* GOAL OF THE EXERCISE:
Search the records for the word "page" and pick out every line that has it.

* EXERCISE MATERIALS:
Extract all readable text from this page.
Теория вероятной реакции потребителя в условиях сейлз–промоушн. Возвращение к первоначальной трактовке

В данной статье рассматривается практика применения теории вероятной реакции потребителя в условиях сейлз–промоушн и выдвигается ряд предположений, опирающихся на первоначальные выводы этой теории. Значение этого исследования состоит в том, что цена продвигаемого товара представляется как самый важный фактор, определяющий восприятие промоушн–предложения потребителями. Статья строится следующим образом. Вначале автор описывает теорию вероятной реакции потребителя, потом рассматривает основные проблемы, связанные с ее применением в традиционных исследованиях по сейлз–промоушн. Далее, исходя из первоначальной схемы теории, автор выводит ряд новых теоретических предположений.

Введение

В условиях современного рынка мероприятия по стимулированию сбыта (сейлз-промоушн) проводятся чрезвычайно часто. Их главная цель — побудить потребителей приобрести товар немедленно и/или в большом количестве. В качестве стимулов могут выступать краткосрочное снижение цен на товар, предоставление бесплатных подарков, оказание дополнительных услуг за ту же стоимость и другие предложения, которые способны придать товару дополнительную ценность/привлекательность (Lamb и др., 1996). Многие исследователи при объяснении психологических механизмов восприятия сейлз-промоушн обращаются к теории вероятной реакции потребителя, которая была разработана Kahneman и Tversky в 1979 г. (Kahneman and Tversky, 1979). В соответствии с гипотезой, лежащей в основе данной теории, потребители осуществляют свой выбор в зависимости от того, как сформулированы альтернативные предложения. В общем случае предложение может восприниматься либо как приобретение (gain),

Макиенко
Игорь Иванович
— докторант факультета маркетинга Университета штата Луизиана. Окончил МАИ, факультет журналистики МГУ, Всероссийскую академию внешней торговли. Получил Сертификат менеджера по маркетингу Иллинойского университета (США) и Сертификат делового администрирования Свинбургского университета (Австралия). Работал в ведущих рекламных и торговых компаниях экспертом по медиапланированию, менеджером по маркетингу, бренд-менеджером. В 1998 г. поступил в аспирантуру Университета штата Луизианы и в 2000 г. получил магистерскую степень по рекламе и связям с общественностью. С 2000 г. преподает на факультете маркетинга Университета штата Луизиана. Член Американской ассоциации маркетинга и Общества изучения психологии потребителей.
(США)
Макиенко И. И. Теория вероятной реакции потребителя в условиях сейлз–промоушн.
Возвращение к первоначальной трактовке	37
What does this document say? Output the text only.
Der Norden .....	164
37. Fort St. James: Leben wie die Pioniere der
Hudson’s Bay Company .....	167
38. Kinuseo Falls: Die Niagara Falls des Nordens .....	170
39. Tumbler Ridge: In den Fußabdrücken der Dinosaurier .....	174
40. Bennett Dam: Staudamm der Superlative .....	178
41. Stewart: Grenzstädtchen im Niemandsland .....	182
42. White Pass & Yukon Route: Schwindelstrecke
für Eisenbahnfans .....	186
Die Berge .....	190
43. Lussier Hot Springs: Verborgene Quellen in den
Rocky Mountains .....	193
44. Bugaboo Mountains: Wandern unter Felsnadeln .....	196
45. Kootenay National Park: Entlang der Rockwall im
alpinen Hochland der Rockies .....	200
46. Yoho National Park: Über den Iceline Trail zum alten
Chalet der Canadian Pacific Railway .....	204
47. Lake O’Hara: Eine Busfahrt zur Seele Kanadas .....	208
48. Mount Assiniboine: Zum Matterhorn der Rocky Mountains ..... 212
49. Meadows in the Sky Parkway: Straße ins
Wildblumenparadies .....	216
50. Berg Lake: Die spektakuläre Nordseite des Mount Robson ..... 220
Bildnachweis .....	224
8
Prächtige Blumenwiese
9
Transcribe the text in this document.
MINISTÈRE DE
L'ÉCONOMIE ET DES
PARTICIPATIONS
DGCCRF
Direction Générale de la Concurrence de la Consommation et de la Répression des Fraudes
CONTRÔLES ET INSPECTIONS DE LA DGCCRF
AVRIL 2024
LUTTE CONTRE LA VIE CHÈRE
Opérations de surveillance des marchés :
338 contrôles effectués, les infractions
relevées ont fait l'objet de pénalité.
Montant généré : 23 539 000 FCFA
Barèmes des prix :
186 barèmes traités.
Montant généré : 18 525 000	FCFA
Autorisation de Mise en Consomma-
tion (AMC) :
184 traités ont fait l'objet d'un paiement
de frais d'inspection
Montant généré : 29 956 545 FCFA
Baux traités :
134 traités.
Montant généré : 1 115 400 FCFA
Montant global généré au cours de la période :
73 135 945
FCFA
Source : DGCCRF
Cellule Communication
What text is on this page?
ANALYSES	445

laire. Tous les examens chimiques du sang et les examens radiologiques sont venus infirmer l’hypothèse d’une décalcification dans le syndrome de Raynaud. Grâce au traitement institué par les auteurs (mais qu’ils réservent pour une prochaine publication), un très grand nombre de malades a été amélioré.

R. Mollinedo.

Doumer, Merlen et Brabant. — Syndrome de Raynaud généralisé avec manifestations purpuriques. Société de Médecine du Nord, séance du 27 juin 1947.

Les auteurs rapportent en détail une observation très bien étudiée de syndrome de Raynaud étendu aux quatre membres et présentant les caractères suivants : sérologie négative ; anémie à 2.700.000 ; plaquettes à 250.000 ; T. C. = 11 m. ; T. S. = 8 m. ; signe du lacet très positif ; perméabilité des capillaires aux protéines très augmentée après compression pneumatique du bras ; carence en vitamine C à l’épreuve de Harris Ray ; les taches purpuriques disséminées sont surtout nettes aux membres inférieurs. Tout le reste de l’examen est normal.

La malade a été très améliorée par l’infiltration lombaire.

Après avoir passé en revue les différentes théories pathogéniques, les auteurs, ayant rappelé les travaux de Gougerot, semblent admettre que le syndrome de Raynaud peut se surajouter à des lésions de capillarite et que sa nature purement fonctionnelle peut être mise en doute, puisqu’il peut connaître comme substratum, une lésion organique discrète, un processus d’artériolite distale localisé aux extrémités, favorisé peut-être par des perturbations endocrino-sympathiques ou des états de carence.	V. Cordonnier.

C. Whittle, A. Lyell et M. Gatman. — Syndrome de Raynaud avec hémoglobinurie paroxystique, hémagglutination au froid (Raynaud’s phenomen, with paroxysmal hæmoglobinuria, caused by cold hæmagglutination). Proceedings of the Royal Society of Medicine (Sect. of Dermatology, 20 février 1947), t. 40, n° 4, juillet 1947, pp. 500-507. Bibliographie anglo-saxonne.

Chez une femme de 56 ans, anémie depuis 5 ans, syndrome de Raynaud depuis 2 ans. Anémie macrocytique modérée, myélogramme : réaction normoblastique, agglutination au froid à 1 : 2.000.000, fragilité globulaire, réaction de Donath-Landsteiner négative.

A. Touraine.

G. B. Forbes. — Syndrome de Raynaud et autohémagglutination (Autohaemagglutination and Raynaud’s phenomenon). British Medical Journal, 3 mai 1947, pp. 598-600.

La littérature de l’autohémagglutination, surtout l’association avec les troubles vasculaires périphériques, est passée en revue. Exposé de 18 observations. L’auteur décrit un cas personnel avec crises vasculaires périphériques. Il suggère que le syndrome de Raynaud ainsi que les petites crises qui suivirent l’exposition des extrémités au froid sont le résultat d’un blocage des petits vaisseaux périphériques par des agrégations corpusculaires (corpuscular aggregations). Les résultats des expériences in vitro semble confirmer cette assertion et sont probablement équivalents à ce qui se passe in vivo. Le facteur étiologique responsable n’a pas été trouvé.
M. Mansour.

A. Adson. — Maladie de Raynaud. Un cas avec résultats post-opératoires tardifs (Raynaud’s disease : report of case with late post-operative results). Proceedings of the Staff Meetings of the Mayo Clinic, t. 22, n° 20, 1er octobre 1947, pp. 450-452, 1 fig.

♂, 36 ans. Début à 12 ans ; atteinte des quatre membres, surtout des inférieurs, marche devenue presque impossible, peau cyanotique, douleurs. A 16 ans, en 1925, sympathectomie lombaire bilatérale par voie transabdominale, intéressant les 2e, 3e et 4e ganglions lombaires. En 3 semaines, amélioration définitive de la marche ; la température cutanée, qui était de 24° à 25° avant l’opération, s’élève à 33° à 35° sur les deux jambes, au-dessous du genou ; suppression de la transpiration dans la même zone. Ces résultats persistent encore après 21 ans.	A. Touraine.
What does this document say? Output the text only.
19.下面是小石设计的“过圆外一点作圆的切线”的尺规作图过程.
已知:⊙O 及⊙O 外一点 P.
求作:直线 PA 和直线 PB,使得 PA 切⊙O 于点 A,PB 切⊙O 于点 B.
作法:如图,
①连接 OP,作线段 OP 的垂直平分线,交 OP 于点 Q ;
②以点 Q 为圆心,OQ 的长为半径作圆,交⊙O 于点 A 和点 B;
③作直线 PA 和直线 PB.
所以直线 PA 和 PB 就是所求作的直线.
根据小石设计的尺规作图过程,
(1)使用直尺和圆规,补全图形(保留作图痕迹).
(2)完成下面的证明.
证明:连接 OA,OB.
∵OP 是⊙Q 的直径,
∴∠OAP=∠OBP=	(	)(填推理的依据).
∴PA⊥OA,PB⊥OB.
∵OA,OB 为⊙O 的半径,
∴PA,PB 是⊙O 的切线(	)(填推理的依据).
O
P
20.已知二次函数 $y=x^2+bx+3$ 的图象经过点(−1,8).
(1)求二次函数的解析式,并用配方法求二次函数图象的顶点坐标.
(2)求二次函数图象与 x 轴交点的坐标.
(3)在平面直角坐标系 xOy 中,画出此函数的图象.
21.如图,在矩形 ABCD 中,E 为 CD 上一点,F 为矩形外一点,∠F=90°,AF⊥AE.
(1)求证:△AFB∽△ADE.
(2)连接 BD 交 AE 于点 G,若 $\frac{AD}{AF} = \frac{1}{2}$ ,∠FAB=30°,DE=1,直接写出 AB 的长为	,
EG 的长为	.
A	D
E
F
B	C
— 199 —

* ANSWER TO THIS PROBLEM:
Extract all readable text from this page.
What text is on this page?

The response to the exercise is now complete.